Your goal:
Show every line in the records below that contains the word "icon".

Dataset excerpts:
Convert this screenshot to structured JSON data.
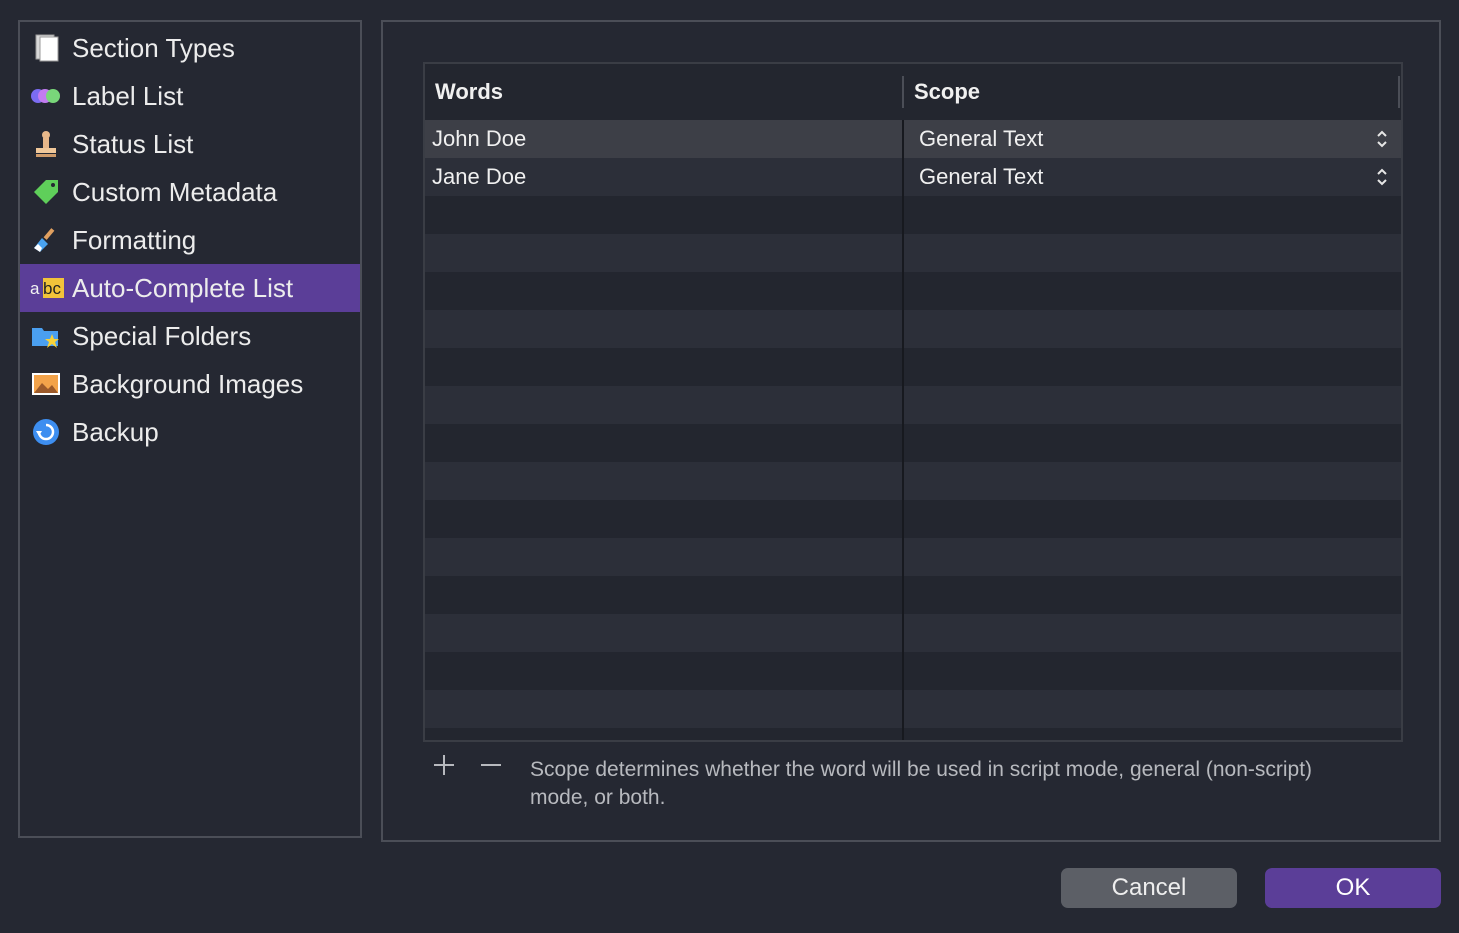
{
  "sidebar": {
    "items": [
      {
        "label": "Section Types",
        "icon": "section-types-icon"
      },
      {
        "label": "Label List",
        "icon": "label-list-icon"
      },
      {
        "label": "Status List",
        "icon": "status-stamp-icon"
      },
      {
        "label": "Custom Metadata",
        "icon": "tag-icon"
      },
      {
        "label": "Formatting",
        "icon": "paintbrush-icon"
      },
      {
        "label": "Auto-Complete List",
        "icon": "abc-icon",
        "selected": true
      },
      {
        "label": "Special Folders",
        "icon": "folder-star-icon"
      },
      {
        "label": "Background Images",
        "icon": "image-icon"
      },
      {
        "label": "Backup",
        "icon": "backup-icon"
      }
    ]
  },
  "table": {
    "headers": {
      "words": "Words",
      "scope": "Scope"
    },
    "rows": [
      {
        "word": "John Doe",
        "scope": "General Text"
      },
      {
        "word": "Jane Doe",
        "scope": "General Text"
      }
    ]
  },
  "hint": "Scope determines whether the word will be used in script mode, general (non-script) mode, or both.",
  "buttons": {
    "cancel": "Cancel",
    "ok": "OK"
  },
  "colors": {
    "accent": "#5b3e98",
    "background": "#252832"
  }
}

Solution to this exercise:
        "icon": "section-types-icon"
        "icon": "label-list-icon"
        "icon": "status-stamp-icon"
        "icon": "tag-icon"
        "icon": "paintbrush-icon"
        "icon": "abc-icon",
        "icon": "folder-star-icon"
        "icon": "image-icon"
        "icon": "backup-icon"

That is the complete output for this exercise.